[Data tied to figure images]
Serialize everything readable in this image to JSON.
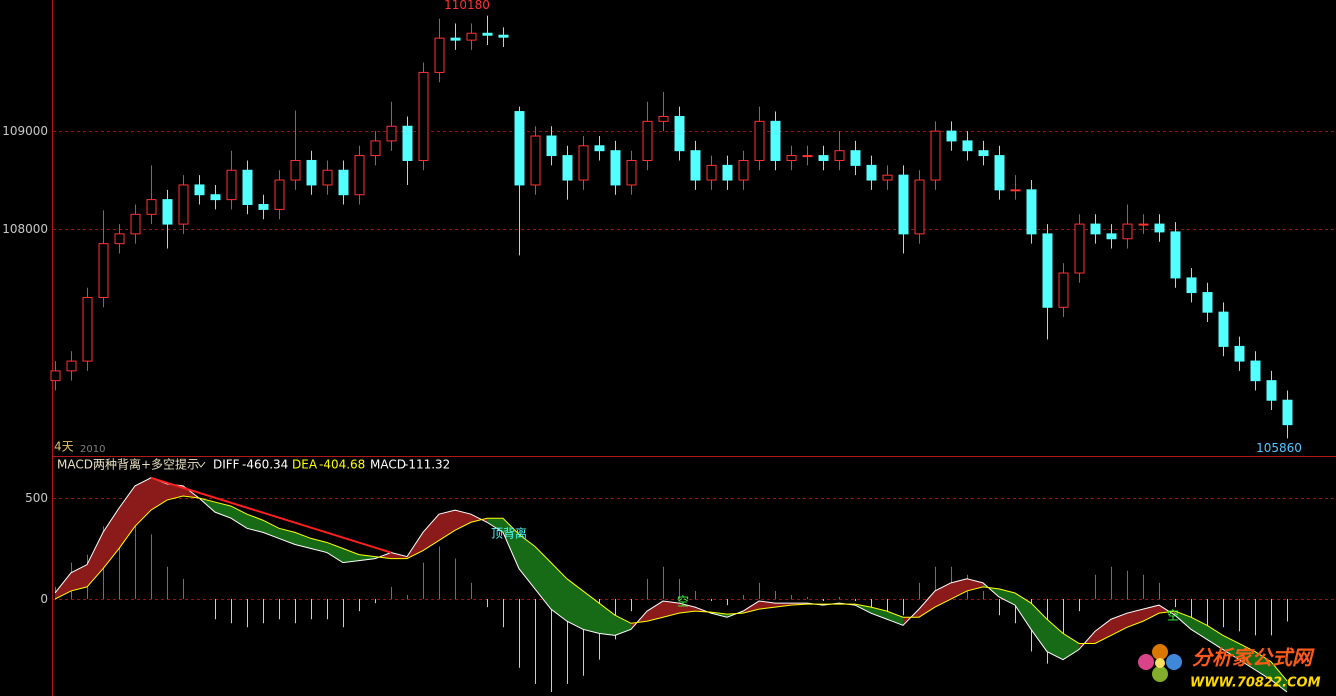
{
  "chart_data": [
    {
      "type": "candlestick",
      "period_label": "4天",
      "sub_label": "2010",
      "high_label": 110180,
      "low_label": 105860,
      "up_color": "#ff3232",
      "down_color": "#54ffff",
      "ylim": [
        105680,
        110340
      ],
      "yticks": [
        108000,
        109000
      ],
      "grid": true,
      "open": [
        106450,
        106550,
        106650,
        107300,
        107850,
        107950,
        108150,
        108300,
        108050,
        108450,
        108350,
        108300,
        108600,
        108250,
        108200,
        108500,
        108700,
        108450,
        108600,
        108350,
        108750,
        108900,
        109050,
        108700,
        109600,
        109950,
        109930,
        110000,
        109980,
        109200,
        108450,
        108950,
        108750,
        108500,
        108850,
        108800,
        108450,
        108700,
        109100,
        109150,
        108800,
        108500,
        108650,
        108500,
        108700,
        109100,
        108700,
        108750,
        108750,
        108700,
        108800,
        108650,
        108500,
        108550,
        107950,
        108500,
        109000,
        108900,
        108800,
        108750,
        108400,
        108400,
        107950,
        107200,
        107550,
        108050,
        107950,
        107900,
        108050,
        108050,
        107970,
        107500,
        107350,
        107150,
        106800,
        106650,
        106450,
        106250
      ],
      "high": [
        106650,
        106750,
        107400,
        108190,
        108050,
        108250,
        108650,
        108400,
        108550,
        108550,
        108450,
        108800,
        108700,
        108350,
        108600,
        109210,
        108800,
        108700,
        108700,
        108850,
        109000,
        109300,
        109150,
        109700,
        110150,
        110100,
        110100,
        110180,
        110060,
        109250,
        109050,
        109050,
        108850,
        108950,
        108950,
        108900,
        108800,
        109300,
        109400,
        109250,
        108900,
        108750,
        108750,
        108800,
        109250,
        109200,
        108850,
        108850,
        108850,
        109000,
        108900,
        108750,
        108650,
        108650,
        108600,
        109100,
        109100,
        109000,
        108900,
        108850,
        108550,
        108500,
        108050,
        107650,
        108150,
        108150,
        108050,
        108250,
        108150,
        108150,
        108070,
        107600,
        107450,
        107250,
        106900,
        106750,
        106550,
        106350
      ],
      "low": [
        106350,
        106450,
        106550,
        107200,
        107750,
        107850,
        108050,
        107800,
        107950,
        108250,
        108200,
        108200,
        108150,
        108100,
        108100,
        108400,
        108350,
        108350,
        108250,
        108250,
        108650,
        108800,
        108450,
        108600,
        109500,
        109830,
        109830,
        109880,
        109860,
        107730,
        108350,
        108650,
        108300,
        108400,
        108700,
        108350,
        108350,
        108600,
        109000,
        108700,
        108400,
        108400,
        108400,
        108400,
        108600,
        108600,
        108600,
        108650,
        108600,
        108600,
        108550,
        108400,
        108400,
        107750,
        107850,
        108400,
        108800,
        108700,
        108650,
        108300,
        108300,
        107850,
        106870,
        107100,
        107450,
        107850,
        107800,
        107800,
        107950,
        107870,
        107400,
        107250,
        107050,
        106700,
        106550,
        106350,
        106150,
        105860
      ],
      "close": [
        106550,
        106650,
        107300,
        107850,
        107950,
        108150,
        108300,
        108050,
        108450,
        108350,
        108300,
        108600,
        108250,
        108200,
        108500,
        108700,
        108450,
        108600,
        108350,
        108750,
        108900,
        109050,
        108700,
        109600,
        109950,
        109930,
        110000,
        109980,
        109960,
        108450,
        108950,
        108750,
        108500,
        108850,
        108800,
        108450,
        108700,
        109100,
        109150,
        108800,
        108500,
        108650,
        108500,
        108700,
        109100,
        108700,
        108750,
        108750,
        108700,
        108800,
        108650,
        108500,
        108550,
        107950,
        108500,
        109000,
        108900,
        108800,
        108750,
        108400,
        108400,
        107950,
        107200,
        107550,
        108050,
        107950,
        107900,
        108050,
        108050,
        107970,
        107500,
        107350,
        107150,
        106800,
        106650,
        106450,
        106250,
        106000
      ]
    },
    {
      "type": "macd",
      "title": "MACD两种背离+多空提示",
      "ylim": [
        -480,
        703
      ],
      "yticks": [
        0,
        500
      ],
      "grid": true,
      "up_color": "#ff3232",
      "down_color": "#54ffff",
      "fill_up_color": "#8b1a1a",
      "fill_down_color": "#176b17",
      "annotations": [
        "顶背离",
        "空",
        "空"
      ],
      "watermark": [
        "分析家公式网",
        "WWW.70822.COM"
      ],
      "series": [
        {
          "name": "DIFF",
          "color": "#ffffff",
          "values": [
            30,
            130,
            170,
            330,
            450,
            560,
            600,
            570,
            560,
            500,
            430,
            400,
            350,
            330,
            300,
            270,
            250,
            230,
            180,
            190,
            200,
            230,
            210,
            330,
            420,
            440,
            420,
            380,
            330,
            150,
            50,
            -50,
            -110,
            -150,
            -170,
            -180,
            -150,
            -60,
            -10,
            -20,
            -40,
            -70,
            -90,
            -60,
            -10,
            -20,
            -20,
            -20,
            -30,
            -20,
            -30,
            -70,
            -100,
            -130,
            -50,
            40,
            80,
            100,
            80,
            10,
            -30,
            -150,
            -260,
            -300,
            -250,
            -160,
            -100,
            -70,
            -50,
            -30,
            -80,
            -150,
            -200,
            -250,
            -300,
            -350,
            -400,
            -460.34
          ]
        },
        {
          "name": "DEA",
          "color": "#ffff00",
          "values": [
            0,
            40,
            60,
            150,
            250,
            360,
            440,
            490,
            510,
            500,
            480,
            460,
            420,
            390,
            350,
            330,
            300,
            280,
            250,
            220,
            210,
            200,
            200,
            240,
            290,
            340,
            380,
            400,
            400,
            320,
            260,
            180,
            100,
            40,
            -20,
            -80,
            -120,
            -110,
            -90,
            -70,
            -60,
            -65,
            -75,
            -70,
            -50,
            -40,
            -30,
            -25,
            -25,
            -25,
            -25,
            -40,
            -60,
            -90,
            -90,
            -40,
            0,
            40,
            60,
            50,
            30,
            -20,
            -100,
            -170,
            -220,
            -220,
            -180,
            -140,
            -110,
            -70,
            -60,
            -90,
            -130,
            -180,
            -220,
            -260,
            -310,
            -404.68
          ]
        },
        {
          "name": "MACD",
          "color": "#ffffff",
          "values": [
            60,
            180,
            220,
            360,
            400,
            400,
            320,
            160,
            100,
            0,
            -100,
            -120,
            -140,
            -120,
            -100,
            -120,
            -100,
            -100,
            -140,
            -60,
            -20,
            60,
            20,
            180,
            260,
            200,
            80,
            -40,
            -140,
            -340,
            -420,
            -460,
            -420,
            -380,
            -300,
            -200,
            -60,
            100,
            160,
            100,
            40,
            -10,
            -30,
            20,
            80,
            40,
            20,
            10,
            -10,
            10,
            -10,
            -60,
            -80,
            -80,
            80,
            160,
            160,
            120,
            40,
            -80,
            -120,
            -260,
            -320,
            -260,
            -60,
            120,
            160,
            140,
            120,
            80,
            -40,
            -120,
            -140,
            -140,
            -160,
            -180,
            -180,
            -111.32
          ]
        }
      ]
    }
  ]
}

Problem description
Reproduce each entry precisely, dropping only the pictures.

Expected answer
Serialize everything readable in this image to JSON.
{
  "chart_data": [
    {
      "type": "candlestick",
      "period_label": "4天",
      "sub_label": "2010",
      "high_label": 110180,
      "low_label": 105860,
      "up_color": "#ff3232",
      "down_color": "#54ffff",
      "ylim": [
        105680,
        110340
      ],
      "yticks": [
        108000,
        109000
      ],
      "grid": true,
      "open": [
        106450,
        106550,
        106650,
        107300,
        107850,
        107950,
        108150,
        108300,
        108050,
        108450,
        108350,
        108300,
        108600,
        108250,
        108200,
        108500,
        108700,
        108450,
        108600,
        108350,
        108750,
        108900,
        109050,
        108700,
        109600,
        109950,
        109930,
        110000,
        109980,
        109200,
        108450,
        108950,
        108750,
        108500,
        108850,
        108800,
        108450,
        108700,
        109100,
        109150,
        108800,
        108500,
        108650,
        108500,
        108700,
        109100,
        108700,
        108750,
        108750,
        108700,
        108800,
        108650,
        108500,
        108550,
        107950,
        108500,
        109000,
        108900,
        108800,
        108750,
        108400,
        108400,
        107950,
        107200,
        107550,
        108050,
        107950,
        107900,
        108050,
        108050,
        107970,
        107500,
        107350,
        107150,
        106800,
        106650,
        106450,
        106250
      ],
      "high": [
        106650,
        106750,
        107400,
        108190,
        108050,
        108250,
        108650,
        108400,
        108550,
        108550,
        108450,
        108800,
        108700,
        108350,
        108600,
        109210,
        108800,
        108700,
        108700,
        108850,
        109000,
        109300,
        109150,
        109700,
        110150,
        110100,
        110100,
        110180,
        110060,
        109250,
        109050,
        109050,
        108850,
        108950,
        108950,
        108900,
        108800,
        109300,
        109400,
        109250,
        108900,
        108750,
        108750,
        108800,
        109250,
        109200,
        108850,
        108850,
        108850,
        109000,
        108900,
        108750,
        108650,
        108650,
        108600,
        109100,
        109100,
        109000,
        108900,
        108850,
        108550,
        108500,
        108050,
        107650,
        108150,
        108150,
        108050,
        108250,
        108150,
        108150,
        108070,
        107600,
        107450,
        107250,
        106900,
        106750,
        106550,
        106350
      ],
      "low": [
        106350,
        106450,
        106550,
        107200,
        107750,
        107850,
        108050,
        107800,
        107950,
        108250,
        108200,
        108200,
        108150,
        108100,
        108100,
        108400,
        108350,
        108350,
        108250,
        108250,
        108650,
        108800,
        108450,
        108600,
        109500,
        109830,
        109830,
        109880,
        109860,
        107730,
        108350,
        108650,
        108300,
        108400,
        108700,
        108350,
        108350,
        108600,
        109000,
        108700,
        108400,
        108400,
        108400,
        108400,
        108600,
        108600,
        108600,
        108650,
        108600,
        108600,
        108550,
        108400,
        108400,
        107750,
        107850,
        108400,
        108800,
        108700,
        108650,
        108300,
        108300,
        107850,
        106870,
        107100,
        107450,
        107850,
        107800,
        107800,
        107950,
        107870,
        107400,
        107250,
        107050,
        106700,
        106550,
        106350,
        106150,
        105860
      ],
      "close": [
        106550,
        106650,
        107300,
        107850,
        107950,
        108150,
        108300,
        108050,
        108450,
        108350,
        108300,
        108600,
        108250,
        108200,
        108500,
        108700,
        108450,
        108600,
        108350,
        108750,
        108900,
        109050,
        108700,
        109600,
        109950,
        109930,
        110000,
        109980,
        109960,
        108450,
        108950,
        108750,
        108500,
        108850,
        108800,
        108450,
        108700,
        109100,
        109150,
        108800,
        108500,
        108650,
        108500,
        108700,
        109100,
        108700,
        108750,
        108750,
        108700,
        108800,
        108650,
        108500,
        108550,
        107950,
        108500,
        109000,
        108900,
        108800,
        108750,
        108400,
        108400,
        107950,
        107200,
        107550,
        108050,
        107950,
        107900,
        108050,
        108050,
        107970,
        107500,
        107350,
        107150,
        106800,
        106650,
        106450,
        106250,
        106000
      ]
    },
    {
      "type": "macd",
      "title": "MACD两种背离+多空提示",
      "ylim": [
        -480,
        703
      ],
      "yticks": [
        0,
        500
      ],
      "grid": true,
      "up_color": "#ff3232",
      "down_color": "#54ffff",
      "fill_up_color": "#8b1a1a",
      "fill_down_color": "#176b17",
      "annotations": [
        "顶背离",
        "空",
        "空"
      ],
      "watermark": [
        "分析家公式网",
        "WWW.70822.COM"
      ],
      "series": [
        {
          "name": "DIFF",
          "color": "#ffffff",
          "values": [
            30,
            130,
            170,
            330,
            450,
            560,
            600,
            570,
            560,
            500,
            430,
            400,
            350,
            330,
            300,
            270,
            250,
            230,
            180,
            190,
            200,
            230,
            210,
            330,
            420,
            440,
            420,
            380,
            330,
            150,
            50,
            -50,
            -110,
            -150,
            -170,
            -180,
            -150,
            -60,
            -10,
            -20,
            -40,
            -70,
            -90,
            -60,
            -10,
            -20,
            -20,
            -20,
            -30,
            -20,
            -30,
            -70,
            -100,
            -130,
            -50,
            40,
            80,
            100,
            80,
            10,
            -30,
            -150,
            -260,
            -300,
            -250,
            -160,
            -100,
            -70,
            -50,
            -30,
            -80,
            -150,
            -200,
            -250,
            -300,
            -350,
            -400,
            -460.34
          ]
        },
        {
          "name": "DEA",
          "color": "#ffff00",
          "values": [
            0,
            40,
            60,
            150,
            250,
            360,
            440,
            490,
            510,
            500,
            480,
            460,
            420,
            390,
            350,
            330,
            300,
            280,
            250,
            220,
            210,
            200,
            200,
            240,
            290,
            340,
            380,
            400,
            400,
            320,
            260,
            180,
            100,
            40,
            -20,
            -80,
            -120,
            -110,
            -90,
            -70,
            -60,
            -65,
            -75,
            -70,
            -50,
            -40,
            -30,
            -25,
            -25,
            -25,
            -25,
            -40,
            -60,
            -90,
            -90,
            -40,
            0,
            40,
            60,
            50,
            30,
            -20,
            -100,
            -170,
            -220,
            -220,
            -180,
            -140,
            -110,
            -70,
            -60,
            -90,
            -130,
            -180,
            -220,
            -260,
            -310,
            -404.68
          ]
        },
        {
          "name": "MACD",
          "color": "#ffffff",
          "values": [
            60,
            180,
            220,
            360,
            400,
            400,
            320,
            160,
            100,
            0,
            -100,
            -120,
            -140,
            -120,
            -100,
            -120,
            -100,
            -100,
            -140,
            -60,
            -20,
            60,
            20,
            180,
            260,
            200,
            80,
            -40,
            -140,
            -340,
            -420,
            -460,
            -420,
            -380,
            -300,
            -200,
            -60,
            100,
            160,
            100,
            40,
            -10,
            -30,
            20,
            80,
            40,
            20,
            10,
            -10,
            10,
            -10,
            -60,
            -80,
            -80,
            80,
            160,
            160,
            120,
            40,
            -80,
            -120,
            -260,
            -320,
            -260,
            -60,
            120,
            160,
            140,
            120,
            80,
            -40,
            -120,
            -140,
            -140,
            -160,
            -180,
            -180,
            -111.32
          ]
        }
      ]
    }
  ]
}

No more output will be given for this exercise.